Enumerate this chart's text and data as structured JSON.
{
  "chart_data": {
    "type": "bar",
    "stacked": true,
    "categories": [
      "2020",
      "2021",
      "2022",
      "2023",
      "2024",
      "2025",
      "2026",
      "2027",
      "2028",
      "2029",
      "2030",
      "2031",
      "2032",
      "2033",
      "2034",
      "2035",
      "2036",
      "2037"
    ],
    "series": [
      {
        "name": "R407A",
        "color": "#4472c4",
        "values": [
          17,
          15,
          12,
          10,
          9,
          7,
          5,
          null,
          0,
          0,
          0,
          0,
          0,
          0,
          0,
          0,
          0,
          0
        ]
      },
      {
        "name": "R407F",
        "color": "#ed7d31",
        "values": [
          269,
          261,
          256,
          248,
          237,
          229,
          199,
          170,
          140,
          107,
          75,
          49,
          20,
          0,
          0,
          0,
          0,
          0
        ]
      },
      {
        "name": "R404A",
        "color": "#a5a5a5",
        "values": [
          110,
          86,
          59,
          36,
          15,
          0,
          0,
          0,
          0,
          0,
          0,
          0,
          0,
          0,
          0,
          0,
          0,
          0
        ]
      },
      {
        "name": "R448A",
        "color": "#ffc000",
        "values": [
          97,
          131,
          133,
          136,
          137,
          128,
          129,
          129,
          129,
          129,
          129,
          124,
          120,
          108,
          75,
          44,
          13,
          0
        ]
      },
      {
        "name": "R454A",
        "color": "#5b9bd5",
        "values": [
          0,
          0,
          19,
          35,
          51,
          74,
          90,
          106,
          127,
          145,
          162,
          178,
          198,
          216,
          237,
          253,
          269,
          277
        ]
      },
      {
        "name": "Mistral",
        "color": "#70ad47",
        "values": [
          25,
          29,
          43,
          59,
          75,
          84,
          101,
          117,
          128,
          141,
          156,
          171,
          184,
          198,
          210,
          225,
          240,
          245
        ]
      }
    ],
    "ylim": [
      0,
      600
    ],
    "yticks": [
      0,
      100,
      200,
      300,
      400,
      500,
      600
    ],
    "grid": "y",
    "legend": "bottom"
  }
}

▬▬▬

OBJECTIVE: Your task is to transcribe the material exactly.

ANSWER TO THIS TASK:
Enumerate this chart's text and data as structured JSON.
{
  "chart_data": {
    "type": "bar",
    "stacked": true,
    "categories": [
      "2020",
      "2021",
      "2022",
      "2023",
      "2024",
      "2025",
      "2026",
      "2027",
      "2028",
      "2029",
      "2030",
      "2031",
      "2032",
      "2033",
      "2034",
      "2035",
      "2036",
      "2037"
    ],
    "series": [
      {
        "name": "R407A",
        "color": "#4472c4",
        "values": [
          17,
          15,
          12,
          10,
          9,
          7,
          5,
          null,
          0,
          0,
          0,
          0,
          0,
          0,
          0,
          0,
          0,
          0
        ]
      },
      {
        "name": "R407F",
        "color": "#ed7d31",
        "values": [
          269,
          261,
          256,
          248,
          237,
          229,
          199,
          170,
          140,
          107,
          75,
          49,
          20,
          0,
          0,
          0,
          0,
          0
        ]
      },
      {
        "name": "R404A",
        "color": "#a5a5a5",
        "values": [
          110,
          86,
          59,
          36,
          15,
          0,
          0,
          0,
          0,
          0,
          0,
          0,
          0,
          0,
          0,
          0,
          0,
          0
        ]
      },
      {
        "name": "R448A",
        "color": "#ffc000",
        "values": [
          97,
          131,
          133,
          136,
          137,
          128,
          129,
          129,
          129,
          129,
          129,
          124,
          120,
          108,
          75,
          44,
          13,
          0
        ]
      },
      {
        "name": "R454A",
        "color": "#5b9bd5",
        "values": [
          0,
          0,
          19,
          35,
          51,
          74,
          90,
          106,
          127,
          145,
          162,
          178,
          198,
          216,
          237,
          253,
          269,
          277
        ]
      },
      {
        "name": "Mistral",
        "color": "#70ad47",
        "values": [
          25,
          29,
          43,
          59,
          75,
          84,
          101,
          117,
          128,
          141,
          156,
          171,
          184,
          198,
          210,
          225,
          240,
          245
        ]
      }
    ],
    "ylim": [
      0,
      600
    ],
    "yticks": [
      0,
      100,
      200,
      300,
      400,
      500,
      600
    ],
    "grid": "y",
    "legend": "bottom"
  }
}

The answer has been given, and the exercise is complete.